Collected data entries

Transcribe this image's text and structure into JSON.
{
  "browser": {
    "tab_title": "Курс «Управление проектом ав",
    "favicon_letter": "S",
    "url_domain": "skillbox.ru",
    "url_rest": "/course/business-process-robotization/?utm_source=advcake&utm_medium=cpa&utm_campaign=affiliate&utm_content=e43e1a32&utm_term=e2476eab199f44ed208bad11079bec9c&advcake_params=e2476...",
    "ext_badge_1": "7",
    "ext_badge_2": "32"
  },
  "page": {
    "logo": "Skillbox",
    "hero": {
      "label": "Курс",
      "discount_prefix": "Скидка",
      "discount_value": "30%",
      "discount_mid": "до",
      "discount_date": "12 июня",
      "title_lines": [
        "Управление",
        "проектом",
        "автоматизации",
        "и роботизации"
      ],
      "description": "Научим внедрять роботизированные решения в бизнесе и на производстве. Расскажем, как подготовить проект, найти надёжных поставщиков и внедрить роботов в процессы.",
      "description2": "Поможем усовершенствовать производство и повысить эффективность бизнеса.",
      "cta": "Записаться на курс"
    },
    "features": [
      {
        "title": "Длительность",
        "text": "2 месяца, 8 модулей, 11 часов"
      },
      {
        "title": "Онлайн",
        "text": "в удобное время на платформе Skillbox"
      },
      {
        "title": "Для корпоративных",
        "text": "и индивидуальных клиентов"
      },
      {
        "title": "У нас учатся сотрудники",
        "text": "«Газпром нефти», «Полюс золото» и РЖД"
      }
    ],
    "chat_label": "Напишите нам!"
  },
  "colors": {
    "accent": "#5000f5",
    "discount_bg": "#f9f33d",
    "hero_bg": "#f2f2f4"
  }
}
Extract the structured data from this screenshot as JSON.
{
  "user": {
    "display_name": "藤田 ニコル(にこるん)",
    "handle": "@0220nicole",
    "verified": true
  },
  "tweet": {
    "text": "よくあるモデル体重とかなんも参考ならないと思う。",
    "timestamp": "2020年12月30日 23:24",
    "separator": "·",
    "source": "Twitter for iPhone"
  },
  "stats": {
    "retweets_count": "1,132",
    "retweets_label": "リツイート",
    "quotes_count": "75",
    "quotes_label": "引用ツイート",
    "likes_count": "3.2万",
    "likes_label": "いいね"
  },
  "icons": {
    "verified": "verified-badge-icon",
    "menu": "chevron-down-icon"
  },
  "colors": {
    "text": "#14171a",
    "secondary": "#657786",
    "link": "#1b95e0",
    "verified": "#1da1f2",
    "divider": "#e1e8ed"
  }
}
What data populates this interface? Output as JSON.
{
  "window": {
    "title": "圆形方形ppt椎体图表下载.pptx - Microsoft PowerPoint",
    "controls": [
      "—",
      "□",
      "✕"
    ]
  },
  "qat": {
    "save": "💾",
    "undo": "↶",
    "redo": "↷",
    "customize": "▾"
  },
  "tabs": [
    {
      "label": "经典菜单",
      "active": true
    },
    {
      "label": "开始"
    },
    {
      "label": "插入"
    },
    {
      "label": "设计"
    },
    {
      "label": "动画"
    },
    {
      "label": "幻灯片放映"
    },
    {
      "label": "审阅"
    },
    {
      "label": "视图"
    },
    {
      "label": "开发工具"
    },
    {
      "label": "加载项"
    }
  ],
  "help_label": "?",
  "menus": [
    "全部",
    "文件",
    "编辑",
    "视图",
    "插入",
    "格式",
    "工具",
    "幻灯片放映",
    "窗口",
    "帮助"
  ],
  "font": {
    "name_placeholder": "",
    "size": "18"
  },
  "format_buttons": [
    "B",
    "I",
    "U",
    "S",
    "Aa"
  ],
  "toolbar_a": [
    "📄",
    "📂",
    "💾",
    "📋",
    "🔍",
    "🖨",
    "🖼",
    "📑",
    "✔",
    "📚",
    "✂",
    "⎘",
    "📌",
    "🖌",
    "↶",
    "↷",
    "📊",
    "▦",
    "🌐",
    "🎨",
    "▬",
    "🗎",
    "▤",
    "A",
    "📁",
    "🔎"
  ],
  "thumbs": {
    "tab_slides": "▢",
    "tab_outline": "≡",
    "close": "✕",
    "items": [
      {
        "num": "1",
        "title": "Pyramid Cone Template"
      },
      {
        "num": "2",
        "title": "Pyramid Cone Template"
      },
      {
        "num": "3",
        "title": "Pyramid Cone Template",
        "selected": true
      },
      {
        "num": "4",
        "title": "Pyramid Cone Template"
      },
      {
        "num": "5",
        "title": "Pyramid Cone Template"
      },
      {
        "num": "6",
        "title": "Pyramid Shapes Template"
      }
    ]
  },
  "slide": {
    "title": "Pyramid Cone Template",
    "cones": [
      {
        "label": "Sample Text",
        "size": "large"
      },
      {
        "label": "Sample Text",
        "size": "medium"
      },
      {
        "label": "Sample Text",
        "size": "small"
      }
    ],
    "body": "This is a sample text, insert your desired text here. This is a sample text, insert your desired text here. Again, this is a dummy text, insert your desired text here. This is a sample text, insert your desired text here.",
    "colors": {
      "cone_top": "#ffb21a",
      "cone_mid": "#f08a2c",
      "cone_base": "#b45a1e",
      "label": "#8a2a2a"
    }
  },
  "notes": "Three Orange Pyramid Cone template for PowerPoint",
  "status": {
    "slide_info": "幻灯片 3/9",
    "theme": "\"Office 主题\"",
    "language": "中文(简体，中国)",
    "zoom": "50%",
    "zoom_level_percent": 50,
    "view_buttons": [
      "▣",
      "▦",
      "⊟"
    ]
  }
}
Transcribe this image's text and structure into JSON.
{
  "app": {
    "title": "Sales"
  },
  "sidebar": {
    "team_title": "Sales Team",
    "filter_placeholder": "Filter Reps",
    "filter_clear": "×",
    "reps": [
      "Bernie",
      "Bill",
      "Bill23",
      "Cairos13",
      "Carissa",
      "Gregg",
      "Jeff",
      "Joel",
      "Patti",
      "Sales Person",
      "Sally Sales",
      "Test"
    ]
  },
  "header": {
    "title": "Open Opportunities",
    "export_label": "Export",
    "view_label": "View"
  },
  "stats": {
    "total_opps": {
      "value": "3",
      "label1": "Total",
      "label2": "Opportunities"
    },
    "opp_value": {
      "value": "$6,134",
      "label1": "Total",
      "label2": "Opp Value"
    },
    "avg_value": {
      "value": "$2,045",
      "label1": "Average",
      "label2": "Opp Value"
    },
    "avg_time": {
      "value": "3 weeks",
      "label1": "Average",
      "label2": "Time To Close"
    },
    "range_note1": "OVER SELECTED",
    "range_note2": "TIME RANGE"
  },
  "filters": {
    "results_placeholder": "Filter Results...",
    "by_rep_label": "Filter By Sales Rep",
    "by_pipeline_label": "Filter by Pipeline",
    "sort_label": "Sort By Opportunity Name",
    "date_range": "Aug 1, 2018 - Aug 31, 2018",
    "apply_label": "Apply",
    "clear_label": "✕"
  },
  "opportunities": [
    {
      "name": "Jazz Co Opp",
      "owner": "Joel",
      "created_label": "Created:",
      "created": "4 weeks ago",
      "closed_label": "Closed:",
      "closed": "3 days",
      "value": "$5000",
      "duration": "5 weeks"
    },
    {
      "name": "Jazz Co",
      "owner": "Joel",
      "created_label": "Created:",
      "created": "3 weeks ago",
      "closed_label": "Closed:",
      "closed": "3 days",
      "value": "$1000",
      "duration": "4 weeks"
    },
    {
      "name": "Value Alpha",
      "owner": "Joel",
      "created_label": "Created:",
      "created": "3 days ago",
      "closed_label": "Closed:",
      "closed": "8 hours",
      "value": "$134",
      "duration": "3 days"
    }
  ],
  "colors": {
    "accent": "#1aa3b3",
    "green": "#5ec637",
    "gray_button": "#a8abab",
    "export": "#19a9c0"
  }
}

■ Your task
Write the listing out again, exactly as it reads.

■ Complete answer
Transcribe this image's text and structure into JSON.
{
  "browser": {
    "tab_title": "Курс «Управление проектом ав",
    "favicon_letter": "S",
    "url_domain": "skillbox.ru",
    "url_rest": "/course/business-process-robotization/?utm_source=advcake&utm_medium=cpa&utm_campaign=affiliate&utm_content=e43e1a32&utm_term=e2476eab199f44ed208bad11079bec9c&advcake_params=e2476...",
    "ext_badge_1": "7",
    "ext_badge_2": "32"
  },
  "page": {
    "logo": "Skillbox",
    "hero": {
      "label": "Курс",
      "discount_prefix": "Скидка",
      "discount_value": "30%",
      "discount_mid": "до",
      "discount_date": "12 июня",
      "title_lines": [
        "Управление",
        "проектом",
        "автоматизации",
        "и роботизации"
      ],
      "description": "Научим внедрять роботизированные решения в бизнесе и на производстве. Расскажем, как подготовить проект, найти надёжных поставщиков и внедрить роботов в процессы.",
      "description2": "Поможем усовершенствовать производство и повысить эффективность бизнеса.",
      "cta": "Записаться на курс"
    },
    "features": [
      {
        "title": "Длительность",
        "text": "2 месяца, 8 модулей, 11 часов"
      },
      {
        "title": "Онлайн",
        "text": "в удобное время на платформе Skillbox"
      },
      {
        "title": "Для корпоративных",
        "text": "и индивидуальных клиентов"
      },
      {
        "title": "У нас учатся сотрудники",
        "text": "«Газпром нефти», «Полюс золото» и РЖД"
      }
    ],
    "chat_label": "Напишите нам!"
  },
  "colors": {
    "accent": "#5000f5",
    "discount_bg": "#f9f33d",
    "hero_bg": "#f2f2f4"
  }
}
Extract the structured data from this screenshot as JSON.
{
  "user": {
    "display_name": "藤田 ニコル(にこるん)",
    "handle": "@0220nicole",
    "verified": true
  },
  "tweet": {
    "text": "よくあるモデル体重とかなんも参考ならないと思う。",
    "timestamp": "2020年12月30日 23:24",
    "separator": "·",
    "source": "Twitter for iPhone"
  },
  "stats": {
    "retweets_count": "1,132",
    "retweets_label": "リツイート",
    "quotes_count": "75",
    "quotes_label": "引用ツイート",
    "likes_count": "3.2万",
    "likes_label": "いいね"
  },
  "icons": {
    "verified": "verified-badge-icon",
    "menu": "chevron-down-icon"
  },
  "colors": {
    "text": "#14171a",
    "secondary": "#657786",
    "link": "#1b95e0",
    "verified": "#1da1f2",
    "divider": "#e1e8ed"
  }
}
What data populates this interface? Output as JSON.
{
  "window": {
    "title": "圆形方形ppt椎体图表下载.pptx - Microsoft PowerPoint",
    "controls": [
      "—",
      "□",
      "✕"
    ]
  },
  "qat": {
    "save": "💾",
    "undo": "↶",
    "redo": "↷",
    "customize": "▾"
  },
  "tabs": [
    {
      "label": "经典菜单",
      "active": true
    },
    {
      "label": "开始"
    },
    {
      "label": "插入"
    },
    {
      "label": "设计"
    },
    {
      "label": "动画"
    },
    {
      "label": "幻灯片放映"
    },
    {
      "label": "审阅"
    },
    {
      "label": "视图"
    },
    {
      "label": "开发工具"
    },
    {
      "label": "加载项"
    }
  ],
  "help_label": "?",
  "menus": [
    "全部",
    "文件",
    "编辑",
    "视图",
    "插入",
    "格式",
    "工具",
    "幻灯片放映",
    "窗口",
    "帮助"
  ],
  "font": {
    "name_placeholder": "",
    "size": "18"
  },
  "format_buttons": [
    "B",
    "I",
    "U",
    "S",
    "Aa"
  ],
  "toolbar_a": [
    "📄",
    "📂",
    "💾",
    "📋",
    "🔍",
    "🖨",
    "🖼",
    "📑",
    "✔",
    "📚",
    "✂",
    "⎘",
    "📌",
    "🖌",
    "↶",
    "↷",
    "📊",
    "▦",
    "🌐",
    "🎨",
    "▬",
    "🗎",
    "▤",
    "A",
    "📁",
    "🔎"
  ],
  "thumbs": {
    "tab_slides": "▢",
    "tab_outline": "≡",
    "close": "✕",
    "items": [
      {
        "num": "1",
        "title": "Pyramid Cone Template"
      },
      {
        "num": "2",
        "title": "Pyramid Cone Template"
      },
      {
        "num": "3",
        "title": "Pyramid Cone Template",
        "selected": true
      },
      {
        "num": "4",
        "title": "Pyramid Cone Template"
      },
      {
        "num": "5",
        "title": "Pyramid Cone Template"
      },
      {
        "num": "6",
        "title": "Pyramid Shapes Template"
      }
    ]
  },
  "slide": {
    "title": "Pyramid Cone Template",
    "cones": [
      {
        "label": "Sample Text",
        "size": "large"
      },
      {
        "label": "Sample Text",
        "size": "medium"
      },
      {
        "label": "Sample Text",
        "size": "small"
      }
    ],
    "body": "This is a sample text, insert your desired text here. This is a sample text, insert your desired text here. Again, this is a dummy text, insert your desired text here. This is a sample text, insert your desired text here.",
    "colors": {
      "cone_top": "#ffb21a",
      "cone_mid": "#f08a2c",
      "cone_base": "#b45a1e",
      "label": "#8a2a2a"
    }
  },
  "notes": "Three Orange Pyramid Cone template for PowerPoint",
  "status": {
    "slide_info": "幻灯片 3/9",
    "theme": "\"Office 主题\"",
    "language": "中文(简体，中国)",
    "zoom": "50%",
    "zoom_level_percent": 50,
    "view_buttons": [
      "▣",
      "▦",
      "⊟"
    ]
  }
}
Transcribe this image's text and structure into JSON.
{
  "app": {
    "title": "Sales"
  },
  "sidebar": {
    "team_title": "Sales Team",
    "filter_placeholder": "Filter Reps",
    "filter_clear": "×",
    "reps": [
      "Bernie",
      "Bill",
      "Bill23",
      "Cairos13",
      "Carissa",
      "Gregg",
      "Jeff",
      "Joel",
      "Patti",
      "Sales Person",
      "Sally Sales",
      "Test"
    ]
  },
  "header": {
    "title": "Open Opportunities",
    "export_label": "Export",
    "view_label": "View"
  },
  "stats": {
    "total_opps": {
      "value": "3",
      "label1": "Total",
      "label2": "Opportunities"
    },
    "opp_value": {
      "value": "$6,134",
      "label1": "Total",
      "label2": "Opp Value"
    },
    "avg_value": {
      "value": "$2,045",
      "label1": "Average",
      "label2": "Opp Value"
    },
    "avg_time": {
      "value": "3 weeks",
      "label1": "Average",
      "label2": "Time To Close"
    },
    "range_note1": "OVER SELECTED",
    "range_note2": "TIME RANGE"
  },
  "filters": {
    "results_placeholder": "Filter Results...",
    "by_rep_label": "Filter By Sales Rep",
    "by_pipeline_label": "Filter by Pipeline",
    "sort_label": "Sort By Opportunity Name",
    "date_range": "Aug 1, 2018 - Aug 31, 2018",
    "apply_label": "Apply",
    "clear_label": "✕"
  },
  "opportunities": [
    {
      "name": "Jazz Co Opp",
      "owner": "Joel",
      "created_label": "Created:",
      "created": "4 weeks ago",
      "closed_label": "Closed:",
      "closed": "3 days",
      "value": "$5000",
      "duration": "5 weeks"
    },
    {
      "name": "Jazz Co",
      "owner": "Joel",
      "created_label": "Created:",
      "created": "3 weeks ago",
      "closed_label": "Closed:",
      "closed": "3 days",
      "value": "$1000",
      "duration": "4 weeks"
    },
    {
      "name": "Value Alpha",
      "owner": "Joel",
      "created_label": "Created:",
      "created": "3 days ago",
      "closed_label": "Closed:",
      "closed": "8 hours",
      "value": "$134",
      "duration": "3 days"
    }
  ],
  "colors": {
    "accent": "#1aa3b3",
    "green": "#5ec637",
    "gray_button": "#a8abab",
    "export": "#19a9c0"
  }
}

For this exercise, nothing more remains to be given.